> **Task requirements**
Show each line from the listing that includes the word "usuwanie".

> **Given records**
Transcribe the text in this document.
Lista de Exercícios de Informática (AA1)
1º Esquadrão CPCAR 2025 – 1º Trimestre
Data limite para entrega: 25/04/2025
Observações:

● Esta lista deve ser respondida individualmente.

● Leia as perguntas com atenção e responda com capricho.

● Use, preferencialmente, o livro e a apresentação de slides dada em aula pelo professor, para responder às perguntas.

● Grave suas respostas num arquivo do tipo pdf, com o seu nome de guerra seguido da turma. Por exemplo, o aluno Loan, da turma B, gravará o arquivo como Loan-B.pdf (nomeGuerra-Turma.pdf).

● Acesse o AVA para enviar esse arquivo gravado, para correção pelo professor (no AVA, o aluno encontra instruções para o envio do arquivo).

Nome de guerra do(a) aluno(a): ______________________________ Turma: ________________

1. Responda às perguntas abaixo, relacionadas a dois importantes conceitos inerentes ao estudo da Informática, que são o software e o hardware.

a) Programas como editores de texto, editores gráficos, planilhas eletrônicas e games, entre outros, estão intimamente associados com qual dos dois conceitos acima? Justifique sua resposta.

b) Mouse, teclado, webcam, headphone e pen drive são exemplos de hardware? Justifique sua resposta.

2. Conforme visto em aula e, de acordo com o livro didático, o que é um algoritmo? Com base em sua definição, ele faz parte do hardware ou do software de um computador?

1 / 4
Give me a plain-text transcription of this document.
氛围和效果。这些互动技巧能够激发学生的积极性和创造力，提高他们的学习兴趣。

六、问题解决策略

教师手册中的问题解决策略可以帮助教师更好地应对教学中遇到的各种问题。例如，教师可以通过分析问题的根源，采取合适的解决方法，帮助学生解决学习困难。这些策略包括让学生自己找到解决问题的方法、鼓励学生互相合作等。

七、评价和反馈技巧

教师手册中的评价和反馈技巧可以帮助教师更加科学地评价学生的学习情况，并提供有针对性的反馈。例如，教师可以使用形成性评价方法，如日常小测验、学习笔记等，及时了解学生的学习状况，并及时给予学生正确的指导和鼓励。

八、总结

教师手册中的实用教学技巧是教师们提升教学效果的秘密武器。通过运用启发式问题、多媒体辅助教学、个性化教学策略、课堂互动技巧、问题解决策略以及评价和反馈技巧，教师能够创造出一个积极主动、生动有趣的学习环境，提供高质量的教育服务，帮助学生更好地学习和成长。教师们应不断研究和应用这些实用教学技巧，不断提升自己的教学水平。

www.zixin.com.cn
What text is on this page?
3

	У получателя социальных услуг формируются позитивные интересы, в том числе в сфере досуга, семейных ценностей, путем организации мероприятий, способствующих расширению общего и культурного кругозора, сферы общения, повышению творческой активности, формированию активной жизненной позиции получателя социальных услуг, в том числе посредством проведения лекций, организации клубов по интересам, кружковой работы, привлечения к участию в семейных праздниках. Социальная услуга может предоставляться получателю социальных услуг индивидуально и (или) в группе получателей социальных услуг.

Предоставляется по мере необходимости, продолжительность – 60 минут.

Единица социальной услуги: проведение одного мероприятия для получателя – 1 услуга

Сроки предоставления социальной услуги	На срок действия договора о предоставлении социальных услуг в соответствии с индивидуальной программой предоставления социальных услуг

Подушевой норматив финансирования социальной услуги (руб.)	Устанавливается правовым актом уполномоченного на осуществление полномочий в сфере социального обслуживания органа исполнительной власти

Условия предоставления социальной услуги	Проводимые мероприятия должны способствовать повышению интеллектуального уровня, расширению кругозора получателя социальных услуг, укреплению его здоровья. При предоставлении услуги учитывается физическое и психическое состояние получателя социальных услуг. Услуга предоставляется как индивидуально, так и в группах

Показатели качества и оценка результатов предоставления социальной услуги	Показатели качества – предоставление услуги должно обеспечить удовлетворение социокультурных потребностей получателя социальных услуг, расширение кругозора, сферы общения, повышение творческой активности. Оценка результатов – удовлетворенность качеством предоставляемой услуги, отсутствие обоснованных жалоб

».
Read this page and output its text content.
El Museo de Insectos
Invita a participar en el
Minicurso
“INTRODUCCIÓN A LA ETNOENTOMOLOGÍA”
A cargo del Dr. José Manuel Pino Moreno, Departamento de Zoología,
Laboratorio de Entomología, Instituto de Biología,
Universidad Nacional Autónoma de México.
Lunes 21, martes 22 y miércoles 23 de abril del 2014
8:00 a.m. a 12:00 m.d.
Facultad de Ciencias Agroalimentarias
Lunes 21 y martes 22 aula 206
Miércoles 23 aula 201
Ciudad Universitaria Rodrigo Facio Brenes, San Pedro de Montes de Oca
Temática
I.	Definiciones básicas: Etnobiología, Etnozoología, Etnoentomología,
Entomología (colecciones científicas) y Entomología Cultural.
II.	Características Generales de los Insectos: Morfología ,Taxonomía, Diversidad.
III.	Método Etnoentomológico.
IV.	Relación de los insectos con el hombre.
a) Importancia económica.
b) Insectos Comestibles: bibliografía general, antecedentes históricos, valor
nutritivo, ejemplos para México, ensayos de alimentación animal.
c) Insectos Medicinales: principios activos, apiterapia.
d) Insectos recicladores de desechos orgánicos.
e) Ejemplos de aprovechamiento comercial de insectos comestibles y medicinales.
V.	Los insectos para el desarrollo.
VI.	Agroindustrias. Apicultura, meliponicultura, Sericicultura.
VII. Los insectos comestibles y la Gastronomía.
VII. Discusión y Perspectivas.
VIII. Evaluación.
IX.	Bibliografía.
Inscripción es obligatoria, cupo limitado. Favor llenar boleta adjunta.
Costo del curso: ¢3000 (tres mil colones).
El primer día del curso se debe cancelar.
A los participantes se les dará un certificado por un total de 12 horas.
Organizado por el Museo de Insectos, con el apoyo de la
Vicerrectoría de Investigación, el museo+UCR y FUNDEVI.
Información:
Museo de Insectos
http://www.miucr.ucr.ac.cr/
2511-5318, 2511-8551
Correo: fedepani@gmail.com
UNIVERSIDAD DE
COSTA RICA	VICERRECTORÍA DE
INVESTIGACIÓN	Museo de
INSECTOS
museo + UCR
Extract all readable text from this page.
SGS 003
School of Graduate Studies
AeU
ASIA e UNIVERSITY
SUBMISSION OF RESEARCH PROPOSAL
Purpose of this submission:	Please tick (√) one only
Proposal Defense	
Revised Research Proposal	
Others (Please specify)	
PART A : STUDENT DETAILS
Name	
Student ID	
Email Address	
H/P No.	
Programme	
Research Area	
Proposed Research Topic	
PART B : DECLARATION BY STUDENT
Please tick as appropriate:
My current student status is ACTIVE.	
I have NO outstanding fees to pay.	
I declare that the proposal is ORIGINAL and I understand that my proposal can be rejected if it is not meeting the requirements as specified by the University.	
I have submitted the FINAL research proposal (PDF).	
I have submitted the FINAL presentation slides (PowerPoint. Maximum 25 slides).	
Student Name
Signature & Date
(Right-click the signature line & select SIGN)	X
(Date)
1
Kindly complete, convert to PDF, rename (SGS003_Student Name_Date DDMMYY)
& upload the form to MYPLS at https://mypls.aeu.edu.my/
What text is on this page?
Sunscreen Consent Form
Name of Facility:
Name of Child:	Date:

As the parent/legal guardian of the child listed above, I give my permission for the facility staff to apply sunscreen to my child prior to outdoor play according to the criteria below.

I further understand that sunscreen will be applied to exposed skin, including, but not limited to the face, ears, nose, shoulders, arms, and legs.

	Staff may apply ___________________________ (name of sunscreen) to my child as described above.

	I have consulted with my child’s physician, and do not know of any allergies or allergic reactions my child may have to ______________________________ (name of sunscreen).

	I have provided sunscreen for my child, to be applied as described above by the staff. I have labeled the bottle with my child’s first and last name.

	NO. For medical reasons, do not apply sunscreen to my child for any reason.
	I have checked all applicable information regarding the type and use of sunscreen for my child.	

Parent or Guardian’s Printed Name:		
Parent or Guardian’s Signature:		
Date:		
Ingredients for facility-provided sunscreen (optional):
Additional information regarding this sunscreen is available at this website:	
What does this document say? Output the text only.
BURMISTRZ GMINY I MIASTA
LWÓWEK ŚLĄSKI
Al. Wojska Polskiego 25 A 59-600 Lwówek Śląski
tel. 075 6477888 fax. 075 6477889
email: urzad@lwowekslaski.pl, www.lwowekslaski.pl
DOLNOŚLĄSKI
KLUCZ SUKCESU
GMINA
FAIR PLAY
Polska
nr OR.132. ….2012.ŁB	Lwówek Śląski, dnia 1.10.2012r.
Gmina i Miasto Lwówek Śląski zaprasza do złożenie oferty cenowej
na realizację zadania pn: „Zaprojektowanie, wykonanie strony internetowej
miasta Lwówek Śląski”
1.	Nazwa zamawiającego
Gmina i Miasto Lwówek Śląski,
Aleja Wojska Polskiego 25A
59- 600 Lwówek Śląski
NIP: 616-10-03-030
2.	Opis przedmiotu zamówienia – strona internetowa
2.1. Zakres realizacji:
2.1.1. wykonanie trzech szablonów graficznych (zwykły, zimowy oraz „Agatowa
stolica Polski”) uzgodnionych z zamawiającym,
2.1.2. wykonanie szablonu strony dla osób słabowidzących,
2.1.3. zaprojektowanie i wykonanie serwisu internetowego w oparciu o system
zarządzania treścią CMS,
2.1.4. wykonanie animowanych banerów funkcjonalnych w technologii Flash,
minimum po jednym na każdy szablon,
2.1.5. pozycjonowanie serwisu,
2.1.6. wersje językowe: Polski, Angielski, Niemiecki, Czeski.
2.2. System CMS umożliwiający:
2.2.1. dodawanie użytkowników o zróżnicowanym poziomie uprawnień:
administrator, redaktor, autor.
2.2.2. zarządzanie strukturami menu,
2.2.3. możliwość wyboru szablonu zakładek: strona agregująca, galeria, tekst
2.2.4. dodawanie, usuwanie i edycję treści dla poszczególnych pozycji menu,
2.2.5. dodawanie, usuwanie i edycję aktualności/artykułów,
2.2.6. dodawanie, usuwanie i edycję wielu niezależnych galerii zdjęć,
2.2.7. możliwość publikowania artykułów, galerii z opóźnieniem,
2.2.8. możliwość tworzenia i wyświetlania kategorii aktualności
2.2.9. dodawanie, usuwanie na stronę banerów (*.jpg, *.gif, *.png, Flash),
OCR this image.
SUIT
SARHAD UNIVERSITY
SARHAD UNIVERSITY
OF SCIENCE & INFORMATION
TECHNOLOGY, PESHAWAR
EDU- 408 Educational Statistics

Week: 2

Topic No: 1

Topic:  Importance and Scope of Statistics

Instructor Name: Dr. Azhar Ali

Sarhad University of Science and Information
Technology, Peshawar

> **Worked answer**
2.2.4. dodawanie, usuwanie i edycję treści dla poszczególnych pozycji menu,
2.2.5. dodawanie, usuwanie i edycję aktualności/artykułów,
2.2.6. dodawanie, usuwanie i edycję wielu niezależnych galerii zdjęć,
2.2.9. dodawanie, usuwanie na stronę banerów (*.jpg, *.gif, *.png, Flash),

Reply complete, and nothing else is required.